EXERCISE DIRECTIONS: Reproduce the following lines verbatim, covering the entire listing.

[Data listing]
########

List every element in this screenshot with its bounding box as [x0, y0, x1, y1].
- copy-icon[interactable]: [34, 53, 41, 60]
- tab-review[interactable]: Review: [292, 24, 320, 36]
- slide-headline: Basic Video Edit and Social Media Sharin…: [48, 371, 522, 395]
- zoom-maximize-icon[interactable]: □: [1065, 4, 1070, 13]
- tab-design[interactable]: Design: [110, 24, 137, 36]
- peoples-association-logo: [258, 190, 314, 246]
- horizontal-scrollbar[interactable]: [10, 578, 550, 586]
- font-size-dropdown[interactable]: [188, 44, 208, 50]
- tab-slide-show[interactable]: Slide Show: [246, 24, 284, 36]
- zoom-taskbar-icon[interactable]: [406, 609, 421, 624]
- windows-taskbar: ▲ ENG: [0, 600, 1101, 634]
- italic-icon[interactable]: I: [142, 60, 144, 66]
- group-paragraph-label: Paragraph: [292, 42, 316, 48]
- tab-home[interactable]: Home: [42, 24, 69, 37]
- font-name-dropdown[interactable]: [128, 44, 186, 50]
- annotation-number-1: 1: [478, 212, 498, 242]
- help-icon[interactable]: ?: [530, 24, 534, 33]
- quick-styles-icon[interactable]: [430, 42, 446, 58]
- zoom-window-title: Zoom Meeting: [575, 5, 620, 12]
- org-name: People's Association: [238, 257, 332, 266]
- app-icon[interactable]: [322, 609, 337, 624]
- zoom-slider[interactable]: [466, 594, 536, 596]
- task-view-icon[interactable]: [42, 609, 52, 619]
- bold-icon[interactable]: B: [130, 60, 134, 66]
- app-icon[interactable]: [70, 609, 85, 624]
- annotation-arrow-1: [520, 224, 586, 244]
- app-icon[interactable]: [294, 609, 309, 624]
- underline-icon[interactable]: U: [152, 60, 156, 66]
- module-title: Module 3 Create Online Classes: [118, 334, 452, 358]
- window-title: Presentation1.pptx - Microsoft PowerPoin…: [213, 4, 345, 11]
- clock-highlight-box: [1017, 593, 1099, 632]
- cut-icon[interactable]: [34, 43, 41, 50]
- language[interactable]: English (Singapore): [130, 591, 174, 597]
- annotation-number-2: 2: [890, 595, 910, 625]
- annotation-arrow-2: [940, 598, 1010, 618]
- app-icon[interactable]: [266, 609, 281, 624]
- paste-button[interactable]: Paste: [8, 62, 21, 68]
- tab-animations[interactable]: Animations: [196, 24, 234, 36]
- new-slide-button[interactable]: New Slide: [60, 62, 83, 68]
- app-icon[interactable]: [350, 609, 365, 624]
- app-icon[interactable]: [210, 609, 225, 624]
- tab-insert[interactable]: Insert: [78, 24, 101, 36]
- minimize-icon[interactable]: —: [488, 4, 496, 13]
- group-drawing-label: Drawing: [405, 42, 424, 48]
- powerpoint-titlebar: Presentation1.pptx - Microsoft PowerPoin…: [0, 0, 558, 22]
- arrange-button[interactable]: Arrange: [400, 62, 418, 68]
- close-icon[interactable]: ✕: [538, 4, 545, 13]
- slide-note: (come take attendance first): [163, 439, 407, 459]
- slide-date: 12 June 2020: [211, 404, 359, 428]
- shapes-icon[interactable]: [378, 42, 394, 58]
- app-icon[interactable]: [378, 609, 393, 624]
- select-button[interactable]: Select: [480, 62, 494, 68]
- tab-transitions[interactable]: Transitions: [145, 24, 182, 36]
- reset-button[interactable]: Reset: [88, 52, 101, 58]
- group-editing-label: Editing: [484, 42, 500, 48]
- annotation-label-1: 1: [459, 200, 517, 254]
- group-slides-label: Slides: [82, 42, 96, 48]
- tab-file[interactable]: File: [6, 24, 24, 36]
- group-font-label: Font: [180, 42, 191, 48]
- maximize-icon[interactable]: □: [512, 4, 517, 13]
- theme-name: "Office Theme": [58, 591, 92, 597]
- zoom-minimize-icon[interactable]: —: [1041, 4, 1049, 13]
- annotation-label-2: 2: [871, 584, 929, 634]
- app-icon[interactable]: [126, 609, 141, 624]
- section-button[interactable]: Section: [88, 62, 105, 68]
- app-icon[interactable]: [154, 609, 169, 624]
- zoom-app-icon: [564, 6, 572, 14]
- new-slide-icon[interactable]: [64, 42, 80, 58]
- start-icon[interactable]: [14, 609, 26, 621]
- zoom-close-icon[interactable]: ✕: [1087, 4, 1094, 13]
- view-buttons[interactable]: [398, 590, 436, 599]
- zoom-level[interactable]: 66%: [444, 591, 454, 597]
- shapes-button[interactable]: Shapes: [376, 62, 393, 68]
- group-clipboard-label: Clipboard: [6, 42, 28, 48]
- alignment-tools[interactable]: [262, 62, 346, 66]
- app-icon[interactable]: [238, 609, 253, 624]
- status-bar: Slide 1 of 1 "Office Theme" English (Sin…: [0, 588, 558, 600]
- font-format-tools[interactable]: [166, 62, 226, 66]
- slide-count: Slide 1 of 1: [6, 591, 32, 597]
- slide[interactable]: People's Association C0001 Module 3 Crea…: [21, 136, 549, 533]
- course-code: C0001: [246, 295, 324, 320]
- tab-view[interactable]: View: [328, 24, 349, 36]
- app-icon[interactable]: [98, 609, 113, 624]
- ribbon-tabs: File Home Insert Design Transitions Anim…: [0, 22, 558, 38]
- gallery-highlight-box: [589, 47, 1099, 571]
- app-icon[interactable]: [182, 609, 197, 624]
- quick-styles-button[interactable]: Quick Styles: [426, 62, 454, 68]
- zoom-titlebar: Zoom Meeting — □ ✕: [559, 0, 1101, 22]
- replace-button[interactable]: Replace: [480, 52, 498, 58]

########

TASK RESPONSE:
List every element in this screenshot with its bounding box as [x0, y0, x1, y1].
- copy-icon[interactable]: [34, 53, 41, 60]
- tab-review[interactable]: Review: [292, 24, 320, 36]
- slide-headline: Basic Video Edit and Social Media Sharin…: [48, 371, 522, 395]
- zoom-maximize-icon[interactable]: □: [1065, 4, 1070, 13]
- tab-design[interactable]: Design: [110, 24, 137, 36]
- peoples-association-logo: [258, 190, 314, 246]
- horizontal-scrollbar[interactable]: [10, 578, 550, 586]
- font-size-dropdown[interactable]: [188, 44, 208, 50]
- tab-slide-show[interactable]: Slide Show: [246, 24, 284, 36]
- zoom-taskbar-icon[interactable]: [406, 609, 421, 624]
- windows-taskbar: ▲ ENG: [0, 600, 1101, 634]
- italic-icon[interactable]: I: [142, 60, 144, 66]
- group-paragraph-label: Paragraph: [292, 42, 316, 48]
- tab-home[interactable]: Home: [42, 24, 69, 37]
- font-name-dropdown[interactable]: [128, 44, 186, 50]
- annotation-number-1: 1: [478, 212, 498, 242]
- help-icon[interactable]: ?: [530, 24, 534, 33]
- quick-styles-icon[interactable]: [430, 42, 446, 58]
- zoom-window-title: Zoom Meeting: [575, 5, 620, 12]
- org-name: People's Association: [238, 257, 332, 266]
- app-icon[interactable]: [322, 609, 337, 624]
- zoom-slider[interactable]: [466, 594, 536, 596]
- task-view-icon[interactable]: [42, 609, 52, 619]
- bold-icon[interactable]: B: [130, 60, 134, 66]
- app-icon[interactable]: [70, 609, 85, 624]
- annotation-arrow-1: [520, 224, 586, 244]
- app-icon[interactable]: [294, 609, 309, 624]
- underline-icon[interactable]: U: [152, 60, 156, 66]
- module-title: Module 3 Create Online Classes: [118, 334, 452, 358]
- window-title: Presentation1.pptx - Microsoft PowerPoin…: [213, 4, 345, 11]
- clock-highlight-box: [1017, 593, 1099, 632]
- cut-icon[interactable]: [34, 43, 41, 50]
- language[interactable]: English (Singapore): [130, 591, 174, 597]
- annotation-number-2: 2: [890, 595, 910, 625]
- annotation-arrow-2: [940, 598, 1010, 618]
- app-icon[interactable]: [266, 609, 281, 624]
- paste-button[interactable]: Paste: [8, 62, 21, 68]
- tab-animations[interactable]: Animations: [196, 24, 234, 36]
- new-slide-button[interactable]: New Slide: [60, 62, 83, 68]
- app-icon[interactable]: [350, 609, 365, 624]
- app-icon[interactable]: [210, 609, 225, 624]
- tab-insert[interactable]: Insert: [78, 24, 101, 36]
- minimize-icon[interactable]: —: [488, 4, 496, 13]
- group-drawing-label: Drawing: [405, 42, 424, 48]
- powerpoint-titlebar: Presentation1.pptx - Microsoft PowerPoin…: [0, 0, 558, 22]
- arrange-button[interactable]: Arrange: [400, 62, 418, 68]
- close-icon[interactable]: ✕: [538, 4, 545, 13]
- slide-note: (come take attendance first): [163, 439, 407, 459]
- slide-date: 12 June 2020: [211, 404, 359, 428]
- shapes-icon[interactable]: [378, 42, 394, 58]
- app-icon[interactable]: [378, 609, 393, 624]
- select-button[interactable]: Select: [480, 62, 494, 68]
- tab-transitions[interactable]: Transitions: [145, 24, 182, 36]
- reset-button[interactable]: Reset: [88, 52, 101, 58]
- group-editing-label: Editing: [484, 42, 500, 48]
- annotation-label-1: 1: [459, 200, 517, 254]
- group-slides-label: Slides: [82, 42, 96, 48]
- tab-file[interactable]: File: [6, 24, 24, 36]
- group-font-label: Font: [180, 42, 191, 48]
- maximize-icon[interactable]: □: [512, 4, 517, 13]
- theme-name: "Office Theme": [58, 591, 92, 597]
- zoom-minimize-icon[interactable]: —: [1041, 4, 1049, 13]
- annotation-label-2: 2: [871, 584, 929, 634]
- app-icon[interactable]: [126, 609, 141, 624]
- section-button[interactable]: Section: [88, 62, 105, 68]
- app-icon[interactable]: [154, 609, 169, 624]
- zoom-app-icon: [564, 6, 572, 14]
- new-slide-icon[interactable]: [64, 42, 80, 58]
- start-icon[interactable]: [14, 609, 26, 621]
- zoom-close-icon[interactable]: ✕: [1087, 4, 1094, 13]
- view-buttons[interactable]: [398, 590, 436, 599]
- zoom-level[interactable]: 66%: [444, 591, 454, 597]
- shapes-button[interactable]: Shapes: [376, 62, 393, 68]
- group-clipboard-label: Clipboard: [6, 42, 28, 48]
- alignment-tools[interactable]: [262, 62, 346, 66]
- app-icon[interactable]: [238, 609, 253, 624]
- status-bar: Slide 1 of 1 "Office Theme" English (Sin…: [0, 588, 558, 600]
- font-format-tools[interactable]: [166, 62, 226, 66]
- slide-count: Slide 1 of 1: [6, 591, 32, 597]
- slide[interactable]: People's Association C0001 Module 3 Crea…: [21, 136, 549, 533]
- course-code: C0001: [246, 295, 324, 320]
- tab-view[interactable]: View: [328, 24, 349, 36]
- app-icon[interactable]: [98, 609, 113, 624]
- ribbon-tabs: File Home Insert Design Transitions Anim…: [0, 22, 558, 38]
- gallery-highlight-box: [589, 47, 1099, 571]
- app-icon[interactable]: [182, 609, 197, 624]
- quick-styles-button[interactable]: Quick Styles: [426, 62, 454, 68]
- zoom-titlebar: Zoom Meeting — □ ✕: [559, 0, 1101, 22]
- replace-button[interactable]: Replace: [480, 52, 498, 58]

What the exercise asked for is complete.